── LISTED ENTRIES ──

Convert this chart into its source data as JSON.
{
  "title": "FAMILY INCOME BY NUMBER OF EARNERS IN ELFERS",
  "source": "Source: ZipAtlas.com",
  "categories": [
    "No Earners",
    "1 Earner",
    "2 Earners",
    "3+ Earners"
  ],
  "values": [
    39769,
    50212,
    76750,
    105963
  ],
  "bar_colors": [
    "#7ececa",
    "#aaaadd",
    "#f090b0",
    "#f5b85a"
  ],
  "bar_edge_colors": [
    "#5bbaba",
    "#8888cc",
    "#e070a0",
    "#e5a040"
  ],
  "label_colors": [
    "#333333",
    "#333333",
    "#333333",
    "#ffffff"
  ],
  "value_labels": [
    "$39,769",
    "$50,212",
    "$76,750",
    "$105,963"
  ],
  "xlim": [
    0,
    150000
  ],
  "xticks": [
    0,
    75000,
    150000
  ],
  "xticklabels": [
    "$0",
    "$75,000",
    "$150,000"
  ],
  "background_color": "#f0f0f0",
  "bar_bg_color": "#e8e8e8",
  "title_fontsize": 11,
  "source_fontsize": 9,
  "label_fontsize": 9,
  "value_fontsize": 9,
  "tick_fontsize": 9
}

───

◆ **WHAT IS ASKED**
What do the records say? Quote them all exactly.

◆ **SOLUTION TO THIS PROBLEM**
Convert this chart into its source data as JSON.
{
  "title": "FAMILY INCOME BY NUMBER OF EARNERS IN ELFERS",
  "source": "Source: ZipAtlas.com",
  "categories": [
    "No Earners",
    "1 Earner",
    "2 Earners",
    "3+ Earners"
  ],
  "values": [
    39769,
    50212,
    76750,
    105963
  ],
  "bar_colors": [
    "#7ececa",
    "#aaaadd",
    "#f090b0",
    "#f5b85a"
  ],
  "bar_edge_colors": [
    "#5bbaba",
    "#8888cc",
    "#e070a0",
    "#e5a040"
  ],
  "label_colors": [
    "#333333",
    "#333333",
    "#333333",
    "#ffffff"
  ],
  "value_labels": [
    "$39,769",
    "$50,212",
    "$76,750",
    "$105,963"
  ],
  "xlim": [
    0,
    150000
  ],
  "xticks": [
    0,
    75000,
    150000
  ],
  "xticklabels": [
    "$0",
    "$75,000",
    "$150,000"
  ],
  "background_color": "#f0f0f0",
  "bar_bg_color": "#e8e8e8",
  "title_fontsize": 11,
  "source_fontsize": 9,
  "label_fontsize": 9,
  "value_fontsize": 9,
  "tick_fontsize": 9
}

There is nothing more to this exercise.